• [作業内容]
a: インサイドセールスについての文章によると、インサイドセールスを直訳すると何になりますか。
b: 次の(i)〜(iii)がインサイドセールスについての文章の内容と合っているかを、それぞれ「はい」か「いいえ」で答えてください。判断の根拠となる本文の語句をそのまま引用してください。
(i) インサイドセールスのチームをマーケティング部に置く企業もある。
(ii) 確度が低い見込み顧客には、Web会議を使った商談を申し込む。
(iii) インサイドセールスの役割はどの企業でも同じである。
c: インサイドセールスの導入メリットを紹介する文章を、最後の文の後から書き継いでください。

• [本文抜粋]
+ + + +

インサイドセールスとは、マーケティング視点で顧客情報を分析・管理、遠隔で営業活動を行う部署や担当者、もしくはその営業活動そのもののことです。

国内では「テレアポ営業部隊」や「外勤営業部隊の補佐」と思われている節もありますが、「マーケティング視点」がポイントであり、主体的に考えて動く組織と言えます。インサイドセールスを直訳すると「内勤営業」となることから、しばしば事務方と勘違いされがちですが、実はテクニカルで効率主義な営業手法。営業部門の「影の主役」という表現が立ち位置を的確に表しているかもしれません。

役割は企業によって異なります。受注確度の高い見込み顧客を創出してフィールドセールスにパスしたり、フィールドセールスが確実に契約を獲得できるようアシストしたり、まだコンバージョンまで遠い見込み顧客を徐々に顧客へと成長させたり。また、確度の高い顧客に対して訪問営業せずに、電話で一気にクロージングをかけて営業につなげることもあり、実に広い役割をこなせます。

インサイドセールスの仕組み

インサイドセールスのチームを営業部に設置するところもあれば、マーケティング部に設置するところもあります。

マーケティング部に設置する場合、主に顧客情報の分析・管理を行い、その情報をマーケティング戦略につなげることを目的とするのが一般的です。営業部に設置されている場合は、顧客情報の分析・管理をしたうえで、メールや電話、Web会議などを使って遠隔での営業活動を展開します。

顧客がインターネットを使って、自分で対象のサービスや製品について詳しく調査できるようになった現在、訪問営業の重要性が相対的に低くなっていると感じます。例えば「経費精算のシステムを導入しろ」と役員から指示があり、これから検討をはじめる担当者がいるとします。まず何をするかといえば、「なじみのシステムベンダーの営業担当に電話」でなく、「経費精算システム 安い」でネット検索するのが一般的ではないでしょうか。

人手不足により、優秀な営業人材を十分確保することが難しくなってきている昨今。インサイドセールスの導入により、営業活動を効率化したいと考える企業は増えてきています。

インサイドセールスのメリット

ここでは、インサイドセールスを導入することによるメリットを4つ紹介いたします。

大量の見込み客に営業活動をかけられる

多くの企業がインサイドセールスを採用する理由は、大量の見込み客に対し営業できるからです。マーケティング施策が成功し、マーケティングファネルのトップに流れた見込み顧客が大量に発生したとします。すべての見込み客に営業をかけきれなければ、契約獲得のチャンスを捨ててしまう可能性があります。

こんなとき、インサイドセールスではまず大量のリードに対して確度の高さを手早くラベリングしていきます。

  • 確度が高い見込み顧客:フィールドセールス(訪問営業)チームにパス
  • 確度が中くらいの見込み顧客:インサイドセールスでWeb会議を使った商談を申し込む
  • 確度が低い見込み顧客:DMを継続的に送って様子を見る

このように、確度の高さによって対応方法を変えることで効率よく営業をかけることができるのです。

+ + + +

• [資料抜粋]
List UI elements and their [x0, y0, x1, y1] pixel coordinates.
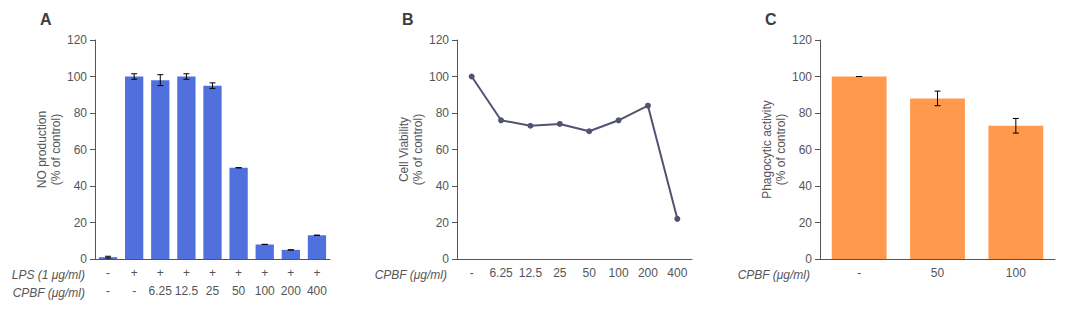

+ + + +

• [回答一覧]
a: 「内勤営業」になります。

b:
(i) はい。「マーケティング部に設置するところもあります」
(ii) いいえ。「確度が低い見込み顧客:DMを継続的に送って様子を見る」
(iii) いいえ。「役割は企業によって異なります。」

c:
確度の低いリードについては、提供した情報によって徐々に確度「中」に成長させるような戦術が求められます。例えば、製品・システム導入の社内稟議の担当者に対し、「社内稟議をパスするための申請文句」をさりげなく散りばめたメールを配信することなどが考えられます。

効率的に新人教育できる

インサイドセールスを導入している場合、フィールド・インサイドに関わらず、新人教育を効率的に行うことが可能となります。

フィールドセールスのみの場合、先輩に同行して学ぶ方法が一般的ですが、移動や準備にかかる時間を考えると1日に3~4件が限界です。

一方、インサイドセールスでの教育は、基本的に社内で電話やWeb会議を利用しての商談がメインのため、フィールドセールスの商談数以上の商談に同席できます。不安があれば近くにトレーナーを待機させておいて、たまにサポートしてもらいながら商談に挑戦することも可能です。

安定的に契約獲得できる

インサイドセールスの特長として、フィールドセールスに比べて、外的要因による効率低下が起こりにくいことが挙げられます。ここで言う外的要因とは、例えば台風・大雨などの悪天候や自然災害、それに伴う電車遅延、感染症の感染拡大などが考えられます。

インサイドセールスは、もともと面と向かって営業をすることがないため、影響を受けづらいとされています。つまり、安定した活動が可能となるのです。

内的要因によるコンバージョン率低下の可能性が低い点も見逃せません。例えば、フィールドセールスしか抱えていない営業部で、担当営業がインフルエンザなどで1週間ほど、出社できなくなったとします。その間、その営業担当が持つ顧客の案件進捗は著しく停滞してしまうでしょう。特定の営業担当のみが先方の状況を理解している場合に限定されますが、多くの場合、フィールドセールスにはこのような案件や顧客対応の属人化が障壁となります。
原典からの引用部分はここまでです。